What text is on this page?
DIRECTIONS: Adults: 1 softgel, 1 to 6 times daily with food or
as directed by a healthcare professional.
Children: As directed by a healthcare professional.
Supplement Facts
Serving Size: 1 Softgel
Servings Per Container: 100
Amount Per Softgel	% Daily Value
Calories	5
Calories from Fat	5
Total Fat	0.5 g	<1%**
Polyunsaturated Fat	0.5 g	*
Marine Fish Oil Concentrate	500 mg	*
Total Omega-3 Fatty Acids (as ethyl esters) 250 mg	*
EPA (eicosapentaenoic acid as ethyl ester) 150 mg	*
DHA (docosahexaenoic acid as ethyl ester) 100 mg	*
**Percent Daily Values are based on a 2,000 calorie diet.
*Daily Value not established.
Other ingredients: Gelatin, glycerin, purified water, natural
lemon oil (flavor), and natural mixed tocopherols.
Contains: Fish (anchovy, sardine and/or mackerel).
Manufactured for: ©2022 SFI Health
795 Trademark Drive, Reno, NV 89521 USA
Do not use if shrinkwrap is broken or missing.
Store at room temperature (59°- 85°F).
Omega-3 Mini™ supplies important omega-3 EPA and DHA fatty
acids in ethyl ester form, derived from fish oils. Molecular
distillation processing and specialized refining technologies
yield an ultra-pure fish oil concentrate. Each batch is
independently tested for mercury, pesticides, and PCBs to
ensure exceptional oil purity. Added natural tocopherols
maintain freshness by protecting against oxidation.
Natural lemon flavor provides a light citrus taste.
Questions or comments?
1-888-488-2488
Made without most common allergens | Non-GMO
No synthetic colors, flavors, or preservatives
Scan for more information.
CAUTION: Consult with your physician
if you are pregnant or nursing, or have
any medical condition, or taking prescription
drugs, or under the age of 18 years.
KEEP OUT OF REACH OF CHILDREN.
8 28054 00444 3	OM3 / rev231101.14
-----
Work to do: Each record must be repeated exactly as it is.

Response to this exercise:
What text is on this page?
DIRECTIONS: Adults: 1 softgel, 1 to 6 times daily with food or
as directed by a healthcare professional.
Children: As directed by a healthcare professional.
Supplement Facts
Serving Size: 1 Softgel
Servings Per Container: 100
Amount Per Softgel	% Daily Value
Calories	5
Calories from Fat	5
Total Fat	0.5 g	<1%**
Polyunsaturated Fat	0.5 g	*
Marine Fish Oil Concentrate	500 mg	*
Total Omega-3 Fatty Acids (as ethyl esters) 250 mg	*
EPA (eicosapentaenoic acid as ethyl ester) 150 mg	*
DHA (docosahexaenoic acid as ethyl ester) 100 mg	*
**Percent Daily Values are based on a 2,000 calorie diet.
*Daily Value not established.
Other ingredients: Gelatin, glycerin, purified water, natural
lemon oil (flavor), and natural mixed tocopherols.
Contains: Fish (anchovy, sardine and/or mackerel).
Manufactured for: ©2022 SFI Health
795 Trademark Drive, Reno, NV 89521 USA
Do not use if shrinkwrap is broken or missing.
Store at room temperature (59°- 85°F).
Omega-3 Mini™ supplies important omega-3 EPA and DHA fatty
acids in ethyl ester form, derived from fish oils. Molecular
distillation processing and specialized refining technologies
yield an ultra-pure fish oil concentrate. Each batch is
independently tested for mercury, pesticides, and PCBs to
ensure exceptional oil purity. Added natural tocopherols
maintain freshness by protecting against oxidation.
Natural lemon flavor provides a light citrus taste.
Questions or comments?
1-888-488-2488
Made without most common allergens | Non-GMO
No synthetic colors, flavors, or preservatives
Scan for more information.
CAUTION: Consult with your physician
if you are pregnant or nursing, or have
any medical condition, or taking prescription
drugs, or under the age of 18 years.
KEEP OUT OF REACH OF CHILDREN.
8 28054 00444 3	OM3 / rev231101.14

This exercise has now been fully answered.